* YOUR TASK
With the pictures left out, copy the listing below exactly.

* MATERIALS PROVIDED
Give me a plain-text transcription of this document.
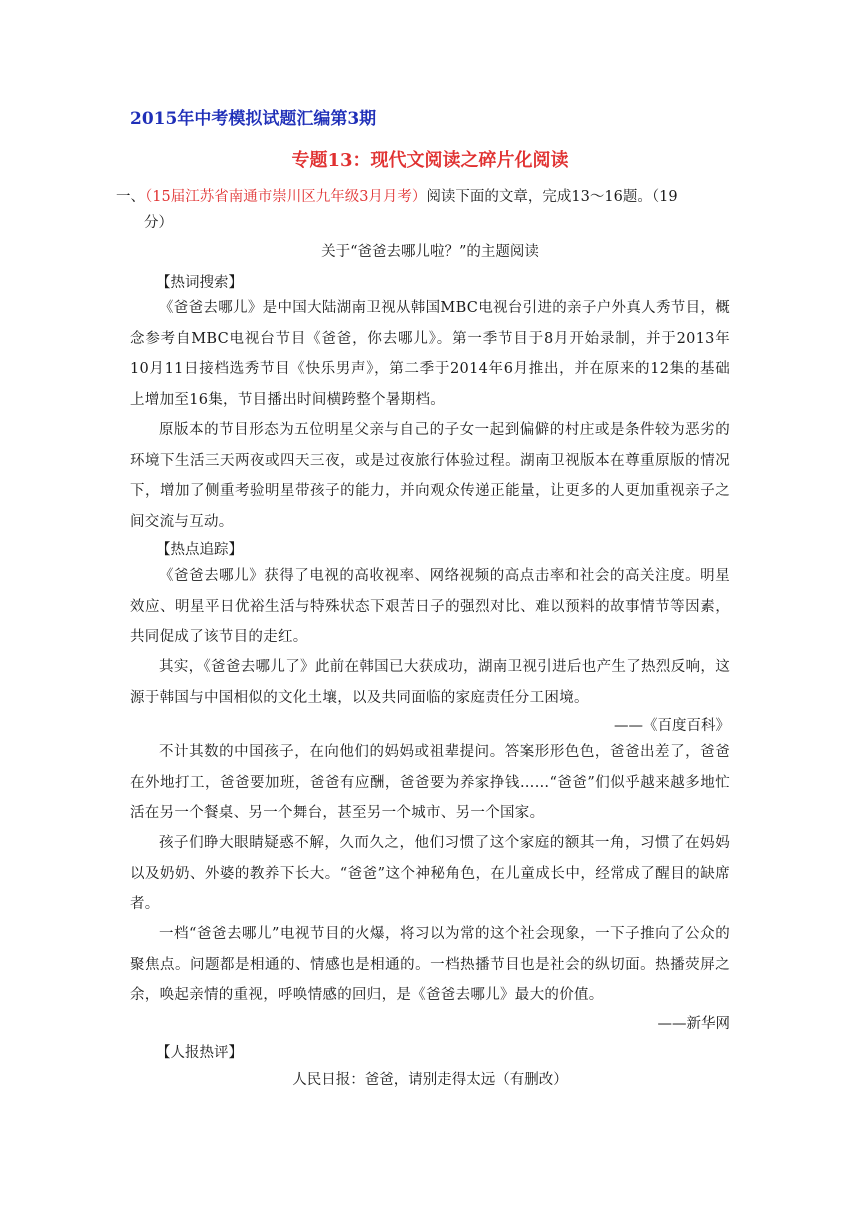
2015年中考模拟试题汇编第3期
专题13：现代文阅读之碎片化阅读
一、（15届江苏省南通市崇川区九年级3月月考）阅读下面的文章，完成13～16题。（19
分）
关于“爸爸去哪儿啦？”的主题阅读
【热词搜索】
《爸爸去哪儿》是中国大陆湖南卫视从韩国MBC电视台引进的亲子户外真人秀节目，概念参考自MBC电视台节目《爸爸，你去哪儿》。第一季节目于8月开始录制，并于2013年10月11日接档选秀节目《快乐男声》，第二季于2014年6月推出，并在原来的12集的基础上增加至16集，节目播出时间横跨整个暑期档。
原版本的节目形态为五位明星父亲与自己的子女一起到偏僻的村庄或是条件较为恶劣的环境下生活三天两夜或四天三夜，或是过夜旅行体验过程。湖南卫视版本在尊重原版的情况下，增加了侧重考验明星带孩子的能力，并向观众传递正能量，让更多的人更加重视亲子之间交流与互动。
【热点追踪】
《爸爸去哪儿》获得了电视的高收视率、网络视频的高点击率和社会的高关注度。明星效应、明星平日优裕生活与特殊状态下艰苦日子的强烈对比、难以预料的故事情节等因素，共同促成了该节目的走红。
其实，《爸爸去哪儿了》此前在韩国已大获成功，湖南卫视引进后也产生了热烈反响，这源于韩国与中国相似的文化土壤，以及共同面临的家庭责任分工困境。
——《百度百科》
不计其数的中国孩子，在向他们的妈妈或祖辈提问。答案形形色色，爸爸出差了，爸爸在外地打工，爸爸要加班，爸爸有应酬，爸爸要为养家挣钱……“爸爸”们似乎越来越多地忙活在另一个餐桌、另一个舞台，甚至另一个城市、另一个国家。
孩子们睁大眼睛疑惑不解，久而久之，他们习惯了这个家庭的额其一角，习惯了在妈妈以及奶奶、外婆的教养下长大。“爸爸”这个神秘角色，在儿童成长中，经常成了醒目的缺席者。
一档“爸爸去哪儿”电视节目的火爆，将习以为常的这个社会现象，一下子推向了公众的聚焦点。问题都是相通的、情感也是相通的。一档热播节目也是社会的纵切面。热播荧屏之余，唤起亲情的重视，呼唤情感的回归，是《爸爸去哪儿》最大的价值。
——新华网
【人报热评】
人民日报：爸爸，请别走得太远（有删改）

* EXERCISE RESULT
Give me a plain-text transcription of this document.
2015年中考模拟试题汇编第3期
专题13：现代文阅读之碎片化阅读
一、（15届江苏省南通市崇川区九年级3月月考）阅读下面的文章，完成13～16题。（19
分）
关于“爸爸去哪儿啦？”的主题阅读
【热词搜索】
《爸爸去哪儿》是中国大陆湖南卫视从韩国MBC电视台引进的亲子户外真人秀节目，概念参考自MBC电视台节目《爸爸，你去哪儿》。第一季节目于8月开始录制，并于2013年10月11日接档选秀节目《快乐男声》，第二季于2014年6月推出，并在原来的12集的基础上增加至16集，节目播出时间横跨整个暑期档。
原版本的节目形态为五位明星父亲与自己的子女一起到偏僻的村庄或是条件较为恶劣的环境下生活三天两夜或四天三夜，或是过夜旅行体验过程。湖南卫视版本在尊重原版的情况下，增加了侧重考验明星带孩子的能力，并向观众传递正能量，让更多的人更加重视亲子之间交流与互动。
【热点追踪】
《爸爸去哪儿》获得了电视的高收视率、网络视频的高点击率和社会的高关注度。明星效应、明星平日优裕生活与特殊状态下艰苦日子的强烈对比、难以预料的故事情节等因素，共同促成了该节目的走红。
其实，《爸爸去哪儿了》此前在韩国已大获成功，湖南卫视引进后也产生了热烈反响，这源于韩国与中国相似的文化土壤，以及共同面临的家庭责任分工困境。
——《百度百科》
不计其数的中国孩子，在向他们的妈妈或祖辈提问。答案形形色色，爸爸出差了，爸爸在外地打工，爸爸要加班，爸爸有应酬，爸爸要为养家挣钱……“爸爸”们似乎越来越多地忙活在另一个餐桌、另一个舞台，甚至另一个城市、另一个国家。
孩子们睁大眼睛疑惑不解，久而久之，他们习惯了这个家庭的额其一角，习惯了在妈妈以及奶奶、外婆的教养下长大。“爸爸”这个神秘角色，在儿童成长中，经常成了醒目的缺席者。
一档“爸爸去哪儿”电视节目的火爆，将习以为常的这个社会现象，一下子推向了公众的聚焦点。问题都是相通的、情感也是相通的。一档热播节目也是社会的纵切面。热播荧屏之余，唤起亲情的重视，呼唤情感的回归，是《爸爸去哪儿》最大的价值。
——新华网
【人报热评】
人民日报：爸爸，请别走得太远（有删改）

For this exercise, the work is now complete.